Instructions for the task: Pick out every line holding the string "close" and copy it.

start Data extract

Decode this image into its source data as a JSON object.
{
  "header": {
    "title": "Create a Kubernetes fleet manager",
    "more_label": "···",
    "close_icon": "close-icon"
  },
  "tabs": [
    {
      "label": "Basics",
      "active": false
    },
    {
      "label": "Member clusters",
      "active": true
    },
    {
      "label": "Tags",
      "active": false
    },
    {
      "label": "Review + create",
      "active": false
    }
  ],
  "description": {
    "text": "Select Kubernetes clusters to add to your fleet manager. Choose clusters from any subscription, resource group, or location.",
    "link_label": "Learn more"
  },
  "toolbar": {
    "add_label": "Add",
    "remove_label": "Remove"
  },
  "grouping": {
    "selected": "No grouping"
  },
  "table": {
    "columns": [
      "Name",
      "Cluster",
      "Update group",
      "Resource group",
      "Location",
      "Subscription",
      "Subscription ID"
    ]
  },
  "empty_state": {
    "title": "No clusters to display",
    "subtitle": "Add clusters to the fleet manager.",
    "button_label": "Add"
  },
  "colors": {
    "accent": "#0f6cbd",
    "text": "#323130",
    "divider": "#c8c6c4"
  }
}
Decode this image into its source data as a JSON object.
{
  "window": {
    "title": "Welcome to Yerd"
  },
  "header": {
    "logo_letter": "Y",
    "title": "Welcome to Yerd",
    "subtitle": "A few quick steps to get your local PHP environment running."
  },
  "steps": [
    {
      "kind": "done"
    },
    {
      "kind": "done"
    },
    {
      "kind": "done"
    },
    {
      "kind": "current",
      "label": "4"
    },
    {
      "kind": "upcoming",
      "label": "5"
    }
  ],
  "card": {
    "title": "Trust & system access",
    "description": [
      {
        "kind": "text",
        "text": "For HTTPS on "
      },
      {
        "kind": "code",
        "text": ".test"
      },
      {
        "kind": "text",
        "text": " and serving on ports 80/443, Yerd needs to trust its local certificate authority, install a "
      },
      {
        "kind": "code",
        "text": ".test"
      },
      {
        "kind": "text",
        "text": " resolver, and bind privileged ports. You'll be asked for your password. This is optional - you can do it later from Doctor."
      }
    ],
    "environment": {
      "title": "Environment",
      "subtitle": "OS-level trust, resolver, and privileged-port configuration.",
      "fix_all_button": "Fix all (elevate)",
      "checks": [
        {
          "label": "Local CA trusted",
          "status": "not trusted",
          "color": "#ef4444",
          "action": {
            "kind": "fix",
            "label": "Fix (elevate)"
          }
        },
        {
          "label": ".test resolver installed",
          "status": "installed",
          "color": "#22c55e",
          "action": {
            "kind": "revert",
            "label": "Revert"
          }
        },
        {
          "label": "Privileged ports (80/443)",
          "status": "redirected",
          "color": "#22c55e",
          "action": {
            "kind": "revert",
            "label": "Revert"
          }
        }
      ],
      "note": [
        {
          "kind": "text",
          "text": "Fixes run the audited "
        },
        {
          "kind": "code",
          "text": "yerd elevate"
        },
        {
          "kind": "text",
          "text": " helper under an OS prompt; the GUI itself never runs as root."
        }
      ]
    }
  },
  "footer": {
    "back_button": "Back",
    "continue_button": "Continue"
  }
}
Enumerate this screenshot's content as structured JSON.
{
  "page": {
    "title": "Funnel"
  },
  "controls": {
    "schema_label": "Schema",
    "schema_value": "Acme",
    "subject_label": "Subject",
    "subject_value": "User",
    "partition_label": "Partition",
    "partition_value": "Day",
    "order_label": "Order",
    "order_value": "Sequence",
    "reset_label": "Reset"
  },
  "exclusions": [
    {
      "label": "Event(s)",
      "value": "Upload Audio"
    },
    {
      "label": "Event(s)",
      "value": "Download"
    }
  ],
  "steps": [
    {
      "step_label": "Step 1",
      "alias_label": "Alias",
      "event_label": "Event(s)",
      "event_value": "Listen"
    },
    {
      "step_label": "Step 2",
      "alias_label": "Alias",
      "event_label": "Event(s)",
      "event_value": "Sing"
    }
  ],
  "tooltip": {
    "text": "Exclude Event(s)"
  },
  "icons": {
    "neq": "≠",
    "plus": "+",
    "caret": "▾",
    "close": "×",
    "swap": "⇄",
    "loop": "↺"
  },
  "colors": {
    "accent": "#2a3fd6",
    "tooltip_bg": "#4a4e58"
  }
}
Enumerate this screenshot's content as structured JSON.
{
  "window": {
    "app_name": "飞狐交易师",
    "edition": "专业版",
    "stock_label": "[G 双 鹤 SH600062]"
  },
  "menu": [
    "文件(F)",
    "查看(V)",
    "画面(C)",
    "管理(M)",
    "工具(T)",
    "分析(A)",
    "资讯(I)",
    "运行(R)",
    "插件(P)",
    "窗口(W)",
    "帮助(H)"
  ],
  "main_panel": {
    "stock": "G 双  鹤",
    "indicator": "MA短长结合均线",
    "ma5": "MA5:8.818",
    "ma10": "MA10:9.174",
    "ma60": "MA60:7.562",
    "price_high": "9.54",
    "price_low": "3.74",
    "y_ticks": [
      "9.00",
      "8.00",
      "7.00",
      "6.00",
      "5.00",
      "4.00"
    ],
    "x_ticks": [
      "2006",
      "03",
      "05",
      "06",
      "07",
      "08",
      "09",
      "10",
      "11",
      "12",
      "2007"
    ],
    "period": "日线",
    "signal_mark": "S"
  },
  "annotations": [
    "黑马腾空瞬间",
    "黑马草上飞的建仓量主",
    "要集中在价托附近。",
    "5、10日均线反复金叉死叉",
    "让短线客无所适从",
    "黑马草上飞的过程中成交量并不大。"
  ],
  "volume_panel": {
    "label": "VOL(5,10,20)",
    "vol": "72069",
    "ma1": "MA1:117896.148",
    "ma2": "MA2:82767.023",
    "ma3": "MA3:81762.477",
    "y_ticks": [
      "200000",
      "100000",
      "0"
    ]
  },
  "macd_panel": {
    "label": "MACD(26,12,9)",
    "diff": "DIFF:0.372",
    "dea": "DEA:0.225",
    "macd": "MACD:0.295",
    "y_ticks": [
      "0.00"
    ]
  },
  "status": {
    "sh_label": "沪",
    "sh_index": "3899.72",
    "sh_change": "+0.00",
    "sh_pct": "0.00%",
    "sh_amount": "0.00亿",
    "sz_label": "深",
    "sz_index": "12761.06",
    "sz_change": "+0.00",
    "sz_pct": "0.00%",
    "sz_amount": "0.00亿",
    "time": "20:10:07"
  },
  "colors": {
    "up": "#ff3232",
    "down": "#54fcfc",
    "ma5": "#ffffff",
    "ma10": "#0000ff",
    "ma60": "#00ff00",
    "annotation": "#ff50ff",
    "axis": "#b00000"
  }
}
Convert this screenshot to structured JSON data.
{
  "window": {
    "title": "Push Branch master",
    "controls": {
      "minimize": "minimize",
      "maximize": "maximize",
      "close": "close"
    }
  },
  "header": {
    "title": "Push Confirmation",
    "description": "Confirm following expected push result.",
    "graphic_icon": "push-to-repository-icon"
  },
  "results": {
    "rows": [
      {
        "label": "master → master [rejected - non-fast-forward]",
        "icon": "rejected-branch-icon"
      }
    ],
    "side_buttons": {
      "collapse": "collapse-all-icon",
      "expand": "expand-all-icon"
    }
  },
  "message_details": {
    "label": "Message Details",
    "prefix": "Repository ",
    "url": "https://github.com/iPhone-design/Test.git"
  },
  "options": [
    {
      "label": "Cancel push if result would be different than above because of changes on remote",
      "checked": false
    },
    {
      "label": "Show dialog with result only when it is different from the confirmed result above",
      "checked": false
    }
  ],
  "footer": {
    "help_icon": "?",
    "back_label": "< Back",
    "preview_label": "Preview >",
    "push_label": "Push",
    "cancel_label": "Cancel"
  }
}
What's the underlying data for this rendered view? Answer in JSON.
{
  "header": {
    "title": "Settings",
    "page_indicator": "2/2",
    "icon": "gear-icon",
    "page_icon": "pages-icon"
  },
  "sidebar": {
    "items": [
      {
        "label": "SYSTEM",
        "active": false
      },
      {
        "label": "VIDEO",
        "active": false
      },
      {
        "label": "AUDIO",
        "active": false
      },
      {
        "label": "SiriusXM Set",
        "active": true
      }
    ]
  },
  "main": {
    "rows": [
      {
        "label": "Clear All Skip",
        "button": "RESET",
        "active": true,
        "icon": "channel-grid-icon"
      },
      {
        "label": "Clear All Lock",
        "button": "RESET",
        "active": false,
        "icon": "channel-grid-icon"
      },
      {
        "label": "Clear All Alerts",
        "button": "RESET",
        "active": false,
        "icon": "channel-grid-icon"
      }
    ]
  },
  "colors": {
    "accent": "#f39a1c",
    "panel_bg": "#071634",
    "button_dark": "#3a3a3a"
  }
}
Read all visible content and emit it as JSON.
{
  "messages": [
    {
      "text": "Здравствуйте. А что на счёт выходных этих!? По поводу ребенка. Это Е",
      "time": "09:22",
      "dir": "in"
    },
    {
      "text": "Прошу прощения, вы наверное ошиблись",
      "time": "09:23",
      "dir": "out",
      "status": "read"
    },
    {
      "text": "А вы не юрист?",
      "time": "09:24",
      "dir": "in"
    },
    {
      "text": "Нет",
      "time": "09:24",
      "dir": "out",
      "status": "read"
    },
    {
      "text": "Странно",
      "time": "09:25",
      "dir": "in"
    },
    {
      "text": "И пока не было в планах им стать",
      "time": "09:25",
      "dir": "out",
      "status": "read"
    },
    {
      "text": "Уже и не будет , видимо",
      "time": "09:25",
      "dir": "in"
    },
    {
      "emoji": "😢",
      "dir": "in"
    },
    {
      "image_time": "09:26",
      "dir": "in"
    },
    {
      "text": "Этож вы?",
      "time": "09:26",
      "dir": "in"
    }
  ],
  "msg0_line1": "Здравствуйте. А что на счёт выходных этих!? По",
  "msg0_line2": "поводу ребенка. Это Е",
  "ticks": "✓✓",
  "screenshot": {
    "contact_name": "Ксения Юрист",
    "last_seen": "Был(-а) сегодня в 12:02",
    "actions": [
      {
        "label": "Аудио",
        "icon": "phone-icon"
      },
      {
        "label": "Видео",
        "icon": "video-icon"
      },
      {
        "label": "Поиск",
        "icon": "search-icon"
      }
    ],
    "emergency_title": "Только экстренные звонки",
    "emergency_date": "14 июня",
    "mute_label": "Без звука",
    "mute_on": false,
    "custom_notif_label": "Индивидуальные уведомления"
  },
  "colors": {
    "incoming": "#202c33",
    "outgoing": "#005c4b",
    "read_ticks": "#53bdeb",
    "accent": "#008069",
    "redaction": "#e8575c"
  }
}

end Data extract

Solved exercise:
    "close_icon": "close-icon"
    "close": "×",
      "close": "close"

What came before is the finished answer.